## [Written request]
Reproduce the records. Keep every word exact and include no images.

[Collected data entries]
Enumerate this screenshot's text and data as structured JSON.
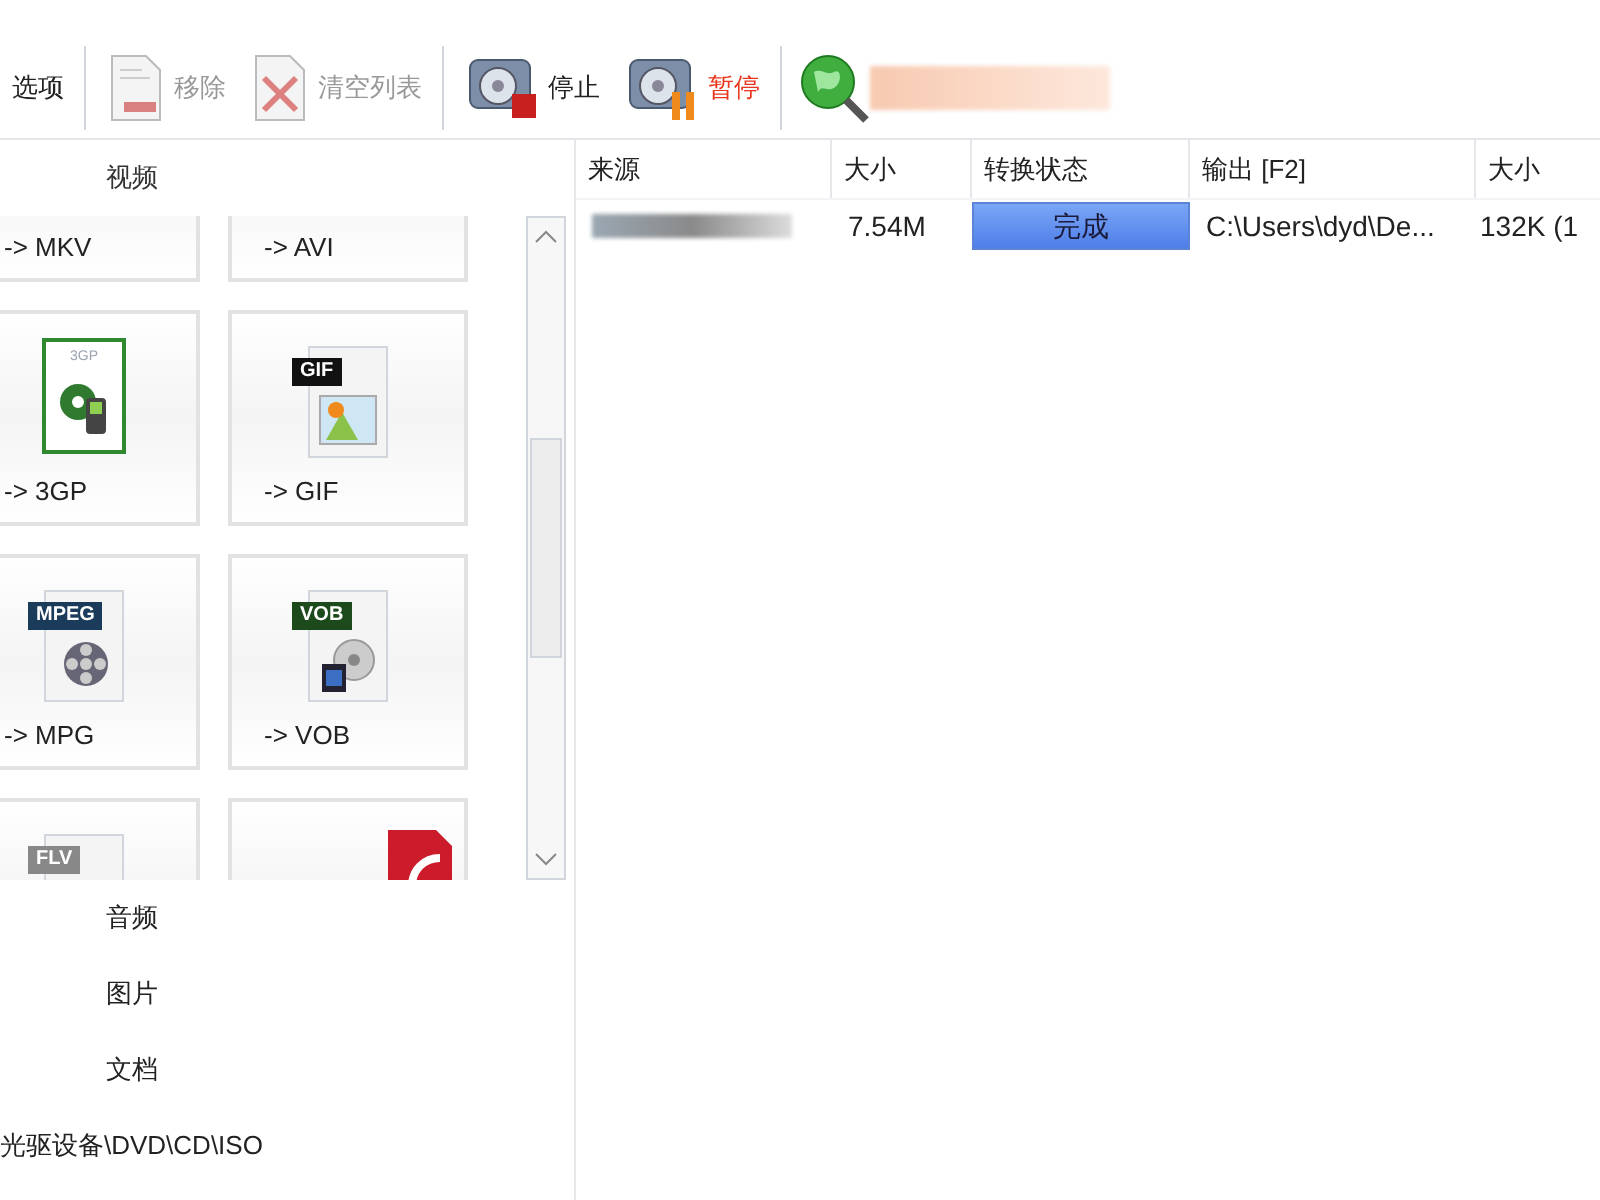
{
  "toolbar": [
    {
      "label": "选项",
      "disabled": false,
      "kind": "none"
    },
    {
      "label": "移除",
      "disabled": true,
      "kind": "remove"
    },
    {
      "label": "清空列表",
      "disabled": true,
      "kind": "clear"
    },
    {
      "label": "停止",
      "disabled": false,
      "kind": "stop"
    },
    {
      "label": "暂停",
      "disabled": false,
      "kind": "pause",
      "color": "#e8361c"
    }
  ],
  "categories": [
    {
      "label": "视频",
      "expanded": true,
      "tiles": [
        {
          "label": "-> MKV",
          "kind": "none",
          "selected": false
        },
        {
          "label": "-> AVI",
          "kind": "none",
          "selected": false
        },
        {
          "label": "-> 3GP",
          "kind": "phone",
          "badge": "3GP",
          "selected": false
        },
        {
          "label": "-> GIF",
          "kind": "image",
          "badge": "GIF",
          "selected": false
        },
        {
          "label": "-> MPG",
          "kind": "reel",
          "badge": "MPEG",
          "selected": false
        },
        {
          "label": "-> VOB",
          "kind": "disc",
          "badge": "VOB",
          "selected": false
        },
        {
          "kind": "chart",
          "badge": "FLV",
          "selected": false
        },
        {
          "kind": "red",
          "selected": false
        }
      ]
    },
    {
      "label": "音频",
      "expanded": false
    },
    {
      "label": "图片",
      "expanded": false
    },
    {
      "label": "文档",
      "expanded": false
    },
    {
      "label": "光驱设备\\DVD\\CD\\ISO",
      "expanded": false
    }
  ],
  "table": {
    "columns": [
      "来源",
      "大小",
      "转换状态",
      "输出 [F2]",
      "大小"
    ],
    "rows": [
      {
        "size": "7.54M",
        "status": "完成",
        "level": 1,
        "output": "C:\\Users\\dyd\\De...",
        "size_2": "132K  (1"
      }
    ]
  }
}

## [The answer]
Enumerate this screenshot's text and data as structured JSON.
{
  "toolbar": [
    {
      "label": "选项",
      "disabled": false,
      "kind": "none"
    },
    {
      "label": "移除",
      "disabled": true,
      "kind": "remove"
    },
    {
      "label": "清空列表",
      "disabled": true,
      "kind": "clear"
    },
    {
      "label": "停止",
      "disabled": false,
      "kind": "stop"
    },
    {
      "label": "暂停",
      "disabled": false,
      "kind": "pause",
      "color": "#e8361c"
    }
  ],
  "categories": [
    {
      "label": "视频",
      "expanded": true,
      "tiles": [
        {
          "label": "-> MKV",
          "kind": "none",
          "selected": false
        },
        {
          "label": "-> AVI",
          "kind": "none",
          "selected": false
        },
        {
          "label": "-> 3GP",
          "kind": "phone",
          "badge": "3GP",
          "selected": false
        },
        {
          "label": "-> GIF",
          "kind": "image",
          "badge": "GIF",
          "selected": false
        },
        {
          "label": "-> MPG",
          "kind": "reel",
          "badge": "MPEG",
          "selected": false
        },
        {
          "label": "-> VOB",
          "kind": "disc",
          "badge": "VOB",
          "selected": false
        },
        {
          "kind": "chart",
          "badge": "FLV",
          "selected": false
        },
        {
          "kind": "red",
          "selected": false
        }
      ]
    },
    {
      "label": "音频",
      "expanded": false
    },
    {
      "label": "图片",
      "expanded": false
    },
    {
      "label": "文档",
      "expanded": false
    },
    {
      "label": "光驱设备\\DVD\\CD\\ISO",
      "expanded": false
    }
  ],
  "table": {
    "columns": [
      "来源",
      "大小",
      "转换状态",
      "输出 [F2]",
      "大小"
    ],
    "rows": [
      {
        "size": "7.54M",
        "status": "完成",
        "level": 1,
        "output": "C:\\Users\\dyd\\De...",
        "size_2": "132K  (1"
      }
    ]
  }
}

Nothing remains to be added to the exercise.